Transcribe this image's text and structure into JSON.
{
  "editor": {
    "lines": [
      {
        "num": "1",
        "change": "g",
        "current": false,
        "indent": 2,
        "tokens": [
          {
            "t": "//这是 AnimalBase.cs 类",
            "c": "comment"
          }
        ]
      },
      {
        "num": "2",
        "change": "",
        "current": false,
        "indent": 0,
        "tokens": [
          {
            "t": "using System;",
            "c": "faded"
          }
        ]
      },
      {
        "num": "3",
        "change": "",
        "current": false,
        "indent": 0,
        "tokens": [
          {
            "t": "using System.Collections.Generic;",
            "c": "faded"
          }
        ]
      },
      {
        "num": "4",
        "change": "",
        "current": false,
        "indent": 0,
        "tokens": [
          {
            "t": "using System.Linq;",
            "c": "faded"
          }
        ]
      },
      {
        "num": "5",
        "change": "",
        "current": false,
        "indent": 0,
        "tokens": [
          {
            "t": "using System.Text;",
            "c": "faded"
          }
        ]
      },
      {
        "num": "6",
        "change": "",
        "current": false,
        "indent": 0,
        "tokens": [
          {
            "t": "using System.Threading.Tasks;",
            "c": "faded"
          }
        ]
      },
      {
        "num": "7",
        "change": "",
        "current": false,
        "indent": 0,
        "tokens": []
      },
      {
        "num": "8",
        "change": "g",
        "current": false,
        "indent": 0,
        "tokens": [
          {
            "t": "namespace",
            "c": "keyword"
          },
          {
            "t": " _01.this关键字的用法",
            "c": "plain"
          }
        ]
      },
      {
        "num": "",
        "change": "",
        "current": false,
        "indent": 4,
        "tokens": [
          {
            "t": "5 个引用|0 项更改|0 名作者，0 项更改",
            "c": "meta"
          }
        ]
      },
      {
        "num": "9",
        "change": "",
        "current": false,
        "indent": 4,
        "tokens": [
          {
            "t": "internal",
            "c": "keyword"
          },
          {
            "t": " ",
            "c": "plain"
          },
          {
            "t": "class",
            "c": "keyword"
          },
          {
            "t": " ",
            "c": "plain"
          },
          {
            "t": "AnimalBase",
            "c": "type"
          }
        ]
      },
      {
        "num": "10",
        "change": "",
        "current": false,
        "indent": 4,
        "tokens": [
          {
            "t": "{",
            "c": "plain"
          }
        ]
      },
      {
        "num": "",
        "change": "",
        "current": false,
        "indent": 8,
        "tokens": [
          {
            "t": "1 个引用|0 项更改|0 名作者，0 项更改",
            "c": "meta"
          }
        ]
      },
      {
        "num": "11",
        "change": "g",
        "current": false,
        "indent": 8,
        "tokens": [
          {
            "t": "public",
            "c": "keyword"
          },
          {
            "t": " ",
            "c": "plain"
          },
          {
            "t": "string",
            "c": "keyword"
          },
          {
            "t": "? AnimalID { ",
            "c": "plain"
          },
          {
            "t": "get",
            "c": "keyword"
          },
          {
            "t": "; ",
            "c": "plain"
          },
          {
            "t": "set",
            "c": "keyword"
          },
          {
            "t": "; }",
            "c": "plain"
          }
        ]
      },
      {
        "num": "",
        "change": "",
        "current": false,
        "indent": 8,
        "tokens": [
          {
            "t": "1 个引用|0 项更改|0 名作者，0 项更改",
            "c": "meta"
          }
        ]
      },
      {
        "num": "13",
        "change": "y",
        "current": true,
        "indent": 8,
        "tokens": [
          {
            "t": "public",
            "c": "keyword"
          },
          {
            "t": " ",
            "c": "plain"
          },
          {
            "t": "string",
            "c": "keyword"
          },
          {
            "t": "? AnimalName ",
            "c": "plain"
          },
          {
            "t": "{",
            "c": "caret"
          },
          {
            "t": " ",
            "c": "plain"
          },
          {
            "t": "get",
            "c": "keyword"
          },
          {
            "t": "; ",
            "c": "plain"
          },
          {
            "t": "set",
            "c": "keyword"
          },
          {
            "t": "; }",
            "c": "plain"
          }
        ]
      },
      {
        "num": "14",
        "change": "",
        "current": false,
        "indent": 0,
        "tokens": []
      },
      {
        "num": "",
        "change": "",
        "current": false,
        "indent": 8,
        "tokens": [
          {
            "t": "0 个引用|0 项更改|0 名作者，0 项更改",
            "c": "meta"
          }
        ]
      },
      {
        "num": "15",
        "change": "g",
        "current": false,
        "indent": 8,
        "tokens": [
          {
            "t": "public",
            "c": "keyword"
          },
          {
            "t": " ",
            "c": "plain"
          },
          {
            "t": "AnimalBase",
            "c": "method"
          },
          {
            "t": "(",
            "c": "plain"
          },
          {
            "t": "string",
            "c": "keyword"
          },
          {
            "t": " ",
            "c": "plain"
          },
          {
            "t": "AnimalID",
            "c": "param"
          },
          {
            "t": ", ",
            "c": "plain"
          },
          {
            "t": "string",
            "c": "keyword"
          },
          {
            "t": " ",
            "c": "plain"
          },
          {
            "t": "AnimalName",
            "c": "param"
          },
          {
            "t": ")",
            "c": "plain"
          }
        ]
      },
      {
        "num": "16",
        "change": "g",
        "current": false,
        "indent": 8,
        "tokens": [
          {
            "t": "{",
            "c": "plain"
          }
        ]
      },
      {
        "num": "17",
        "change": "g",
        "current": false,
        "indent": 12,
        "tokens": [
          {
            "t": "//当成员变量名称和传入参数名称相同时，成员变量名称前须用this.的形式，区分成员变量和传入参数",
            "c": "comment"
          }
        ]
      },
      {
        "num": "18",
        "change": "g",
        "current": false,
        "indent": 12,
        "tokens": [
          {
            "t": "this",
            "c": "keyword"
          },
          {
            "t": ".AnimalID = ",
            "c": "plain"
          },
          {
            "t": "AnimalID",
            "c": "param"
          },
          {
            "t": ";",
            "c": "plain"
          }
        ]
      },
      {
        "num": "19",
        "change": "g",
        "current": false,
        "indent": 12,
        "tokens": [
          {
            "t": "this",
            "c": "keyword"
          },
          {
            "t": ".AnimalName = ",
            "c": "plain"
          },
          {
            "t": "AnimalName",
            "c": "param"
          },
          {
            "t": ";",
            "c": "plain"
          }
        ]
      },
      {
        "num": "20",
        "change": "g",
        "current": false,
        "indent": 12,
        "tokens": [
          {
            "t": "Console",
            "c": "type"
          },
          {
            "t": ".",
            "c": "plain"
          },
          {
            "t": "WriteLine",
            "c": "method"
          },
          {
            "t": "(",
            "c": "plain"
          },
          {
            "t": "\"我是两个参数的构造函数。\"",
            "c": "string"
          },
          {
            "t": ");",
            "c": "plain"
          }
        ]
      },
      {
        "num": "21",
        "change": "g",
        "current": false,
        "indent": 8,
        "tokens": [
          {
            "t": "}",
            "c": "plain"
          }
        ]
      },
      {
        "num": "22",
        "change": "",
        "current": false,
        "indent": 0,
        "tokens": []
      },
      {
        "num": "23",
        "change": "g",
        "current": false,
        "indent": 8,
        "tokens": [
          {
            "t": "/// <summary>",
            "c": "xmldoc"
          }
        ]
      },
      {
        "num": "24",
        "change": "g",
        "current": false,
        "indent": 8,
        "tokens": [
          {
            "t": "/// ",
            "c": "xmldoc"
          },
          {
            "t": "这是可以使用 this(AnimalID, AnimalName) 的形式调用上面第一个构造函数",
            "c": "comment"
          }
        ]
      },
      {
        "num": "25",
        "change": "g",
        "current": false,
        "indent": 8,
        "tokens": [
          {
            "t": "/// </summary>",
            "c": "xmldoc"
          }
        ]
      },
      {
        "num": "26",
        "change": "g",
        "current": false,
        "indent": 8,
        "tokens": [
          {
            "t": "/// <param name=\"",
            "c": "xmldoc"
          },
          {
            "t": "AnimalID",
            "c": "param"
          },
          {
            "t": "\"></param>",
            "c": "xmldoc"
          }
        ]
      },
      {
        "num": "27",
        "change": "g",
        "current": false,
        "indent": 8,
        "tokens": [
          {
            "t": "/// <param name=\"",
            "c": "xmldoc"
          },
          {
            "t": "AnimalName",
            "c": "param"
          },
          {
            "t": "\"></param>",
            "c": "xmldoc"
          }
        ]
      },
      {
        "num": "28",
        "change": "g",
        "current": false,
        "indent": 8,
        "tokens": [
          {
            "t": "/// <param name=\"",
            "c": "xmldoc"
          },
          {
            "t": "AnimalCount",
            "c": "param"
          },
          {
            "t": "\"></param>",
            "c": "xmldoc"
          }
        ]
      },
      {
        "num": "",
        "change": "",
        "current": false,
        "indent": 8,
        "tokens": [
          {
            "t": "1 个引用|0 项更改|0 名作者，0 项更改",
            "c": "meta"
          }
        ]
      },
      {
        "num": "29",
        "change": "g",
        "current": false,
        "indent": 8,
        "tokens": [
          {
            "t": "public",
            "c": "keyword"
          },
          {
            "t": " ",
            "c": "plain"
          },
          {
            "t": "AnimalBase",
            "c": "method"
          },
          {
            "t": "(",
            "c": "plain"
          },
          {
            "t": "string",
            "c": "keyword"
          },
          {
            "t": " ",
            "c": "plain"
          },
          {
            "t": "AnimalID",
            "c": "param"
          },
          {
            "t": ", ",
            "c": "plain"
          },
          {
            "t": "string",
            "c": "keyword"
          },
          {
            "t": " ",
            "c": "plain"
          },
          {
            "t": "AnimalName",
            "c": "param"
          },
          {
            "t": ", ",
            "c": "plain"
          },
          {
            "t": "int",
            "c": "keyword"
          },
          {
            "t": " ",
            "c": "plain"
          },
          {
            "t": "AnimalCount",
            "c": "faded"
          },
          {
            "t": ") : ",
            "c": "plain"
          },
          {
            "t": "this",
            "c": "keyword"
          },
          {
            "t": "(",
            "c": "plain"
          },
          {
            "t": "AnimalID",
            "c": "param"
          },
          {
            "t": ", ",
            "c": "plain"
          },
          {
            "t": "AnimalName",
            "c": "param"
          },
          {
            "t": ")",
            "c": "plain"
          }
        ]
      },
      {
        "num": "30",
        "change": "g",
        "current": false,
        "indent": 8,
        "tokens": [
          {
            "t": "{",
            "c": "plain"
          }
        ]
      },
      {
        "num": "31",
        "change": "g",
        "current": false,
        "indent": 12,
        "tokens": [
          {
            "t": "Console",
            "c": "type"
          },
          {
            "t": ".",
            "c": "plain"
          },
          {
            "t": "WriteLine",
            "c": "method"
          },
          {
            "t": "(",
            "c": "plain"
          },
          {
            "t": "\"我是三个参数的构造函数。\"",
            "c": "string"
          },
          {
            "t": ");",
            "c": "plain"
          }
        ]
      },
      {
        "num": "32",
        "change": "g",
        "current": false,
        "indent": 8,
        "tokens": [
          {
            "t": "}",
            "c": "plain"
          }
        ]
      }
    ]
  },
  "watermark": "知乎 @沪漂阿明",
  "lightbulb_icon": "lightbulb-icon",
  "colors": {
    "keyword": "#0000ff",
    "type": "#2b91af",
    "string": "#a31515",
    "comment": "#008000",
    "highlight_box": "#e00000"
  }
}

• • • •

> _Stated goal_: Among the lines above, how many contain the string "using"? State the number alone.

> _Final result_: 5